> [To do] Substitute "table-row" for "lesson-row" in the data from its first line through the line containing "lesson-cell: Математика, 28 [329,99,607,120]", and write those lines out with nothing else changed.
-- start --
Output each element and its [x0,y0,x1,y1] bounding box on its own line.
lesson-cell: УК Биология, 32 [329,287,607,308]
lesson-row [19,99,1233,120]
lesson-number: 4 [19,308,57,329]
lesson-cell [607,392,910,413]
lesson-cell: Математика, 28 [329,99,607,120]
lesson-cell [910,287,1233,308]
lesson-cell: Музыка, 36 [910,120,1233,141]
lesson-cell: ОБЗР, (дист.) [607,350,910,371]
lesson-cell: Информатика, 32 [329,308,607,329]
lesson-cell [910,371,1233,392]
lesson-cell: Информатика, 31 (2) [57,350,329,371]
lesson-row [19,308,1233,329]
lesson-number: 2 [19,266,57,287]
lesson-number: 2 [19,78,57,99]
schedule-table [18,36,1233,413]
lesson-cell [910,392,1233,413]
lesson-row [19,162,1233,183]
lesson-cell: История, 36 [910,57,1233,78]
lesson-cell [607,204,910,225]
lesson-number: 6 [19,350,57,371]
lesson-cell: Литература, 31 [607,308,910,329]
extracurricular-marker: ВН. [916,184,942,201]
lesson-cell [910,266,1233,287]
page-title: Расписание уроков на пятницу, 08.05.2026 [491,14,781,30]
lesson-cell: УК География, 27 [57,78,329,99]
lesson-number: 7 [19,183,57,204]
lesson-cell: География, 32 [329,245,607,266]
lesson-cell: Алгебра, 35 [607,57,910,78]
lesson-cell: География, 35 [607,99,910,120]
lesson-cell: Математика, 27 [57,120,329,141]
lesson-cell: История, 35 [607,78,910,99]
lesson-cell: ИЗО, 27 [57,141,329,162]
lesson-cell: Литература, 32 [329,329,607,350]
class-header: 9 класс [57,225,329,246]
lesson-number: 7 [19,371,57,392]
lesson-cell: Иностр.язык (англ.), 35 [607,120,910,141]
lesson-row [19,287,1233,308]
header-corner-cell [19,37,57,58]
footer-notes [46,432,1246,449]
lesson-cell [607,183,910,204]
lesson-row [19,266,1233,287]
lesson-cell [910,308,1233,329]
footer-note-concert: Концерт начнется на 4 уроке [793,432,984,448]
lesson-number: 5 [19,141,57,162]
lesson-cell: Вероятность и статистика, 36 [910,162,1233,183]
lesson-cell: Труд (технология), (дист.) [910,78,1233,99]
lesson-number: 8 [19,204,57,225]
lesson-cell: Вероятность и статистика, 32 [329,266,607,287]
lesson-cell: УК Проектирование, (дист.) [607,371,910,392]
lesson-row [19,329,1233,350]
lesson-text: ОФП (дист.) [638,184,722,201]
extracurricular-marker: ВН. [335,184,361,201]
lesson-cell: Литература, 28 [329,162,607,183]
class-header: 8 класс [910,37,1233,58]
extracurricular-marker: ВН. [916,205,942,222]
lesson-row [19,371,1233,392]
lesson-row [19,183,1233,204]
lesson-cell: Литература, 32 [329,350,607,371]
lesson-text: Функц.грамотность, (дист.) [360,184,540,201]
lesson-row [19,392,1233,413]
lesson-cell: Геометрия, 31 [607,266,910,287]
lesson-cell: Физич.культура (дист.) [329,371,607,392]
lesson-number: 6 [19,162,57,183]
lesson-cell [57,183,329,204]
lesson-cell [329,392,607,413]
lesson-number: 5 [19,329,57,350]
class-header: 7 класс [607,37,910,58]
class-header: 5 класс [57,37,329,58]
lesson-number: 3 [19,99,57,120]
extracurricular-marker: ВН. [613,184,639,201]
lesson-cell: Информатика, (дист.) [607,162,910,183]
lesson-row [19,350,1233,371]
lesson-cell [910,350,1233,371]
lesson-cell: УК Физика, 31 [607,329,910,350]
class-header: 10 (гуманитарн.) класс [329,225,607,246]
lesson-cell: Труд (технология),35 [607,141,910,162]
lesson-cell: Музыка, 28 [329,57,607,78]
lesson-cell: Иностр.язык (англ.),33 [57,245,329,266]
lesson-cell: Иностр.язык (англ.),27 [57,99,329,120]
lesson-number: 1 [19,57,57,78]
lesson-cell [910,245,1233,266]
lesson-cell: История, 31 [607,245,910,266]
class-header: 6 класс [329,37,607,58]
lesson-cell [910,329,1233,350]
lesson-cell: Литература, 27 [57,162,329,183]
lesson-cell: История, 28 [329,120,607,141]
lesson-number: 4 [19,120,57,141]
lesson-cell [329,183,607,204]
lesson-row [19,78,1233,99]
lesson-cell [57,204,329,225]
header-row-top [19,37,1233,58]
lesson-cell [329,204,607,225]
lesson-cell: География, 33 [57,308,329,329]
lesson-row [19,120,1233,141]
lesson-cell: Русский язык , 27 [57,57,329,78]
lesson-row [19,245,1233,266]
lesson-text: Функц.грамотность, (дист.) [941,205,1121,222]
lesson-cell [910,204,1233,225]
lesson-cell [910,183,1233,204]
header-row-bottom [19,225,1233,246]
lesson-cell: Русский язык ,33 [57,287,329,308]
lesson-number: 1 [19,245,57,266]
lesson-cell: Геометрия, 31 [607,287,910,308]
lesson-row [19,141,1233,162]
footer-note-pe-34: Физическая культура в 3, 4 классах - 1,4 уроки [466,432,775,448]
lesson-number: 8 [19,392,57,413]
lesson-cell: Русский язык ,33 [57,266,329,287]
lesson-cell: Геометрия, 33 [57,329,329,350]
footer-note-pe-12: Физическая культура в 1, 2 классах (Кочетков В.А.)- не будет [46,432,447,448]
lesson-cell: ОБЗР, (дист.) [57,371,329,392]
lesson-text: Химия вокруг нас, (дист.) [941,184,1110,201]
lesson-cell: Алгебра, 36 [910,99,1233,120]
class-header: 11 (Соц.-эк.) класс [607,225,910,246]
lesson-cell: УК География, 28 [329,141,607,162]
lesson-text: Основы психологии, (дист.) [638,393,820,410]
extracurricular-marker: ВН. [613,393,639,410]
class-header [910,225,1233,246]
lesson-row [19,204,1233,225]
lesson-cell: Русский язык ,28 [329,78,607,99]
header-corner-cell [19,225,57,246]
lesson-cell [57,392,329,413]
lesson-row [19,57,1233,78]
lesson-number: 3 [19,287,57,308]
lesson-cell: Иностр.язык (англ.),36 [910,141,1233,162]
-- end --
> [Answer to the task]
Output each element and its [x0,y0,x1,y1] bounding box on its own line.
lesson-cell: УК Биология, 32 [329,287,607,308]
table-row [19,99,1233,120]
lesson-number: 4 [19,308,57,329]
lesson-cell [607,392,910,413]
lesson-cell: Математика, 28 [329,99,607,120]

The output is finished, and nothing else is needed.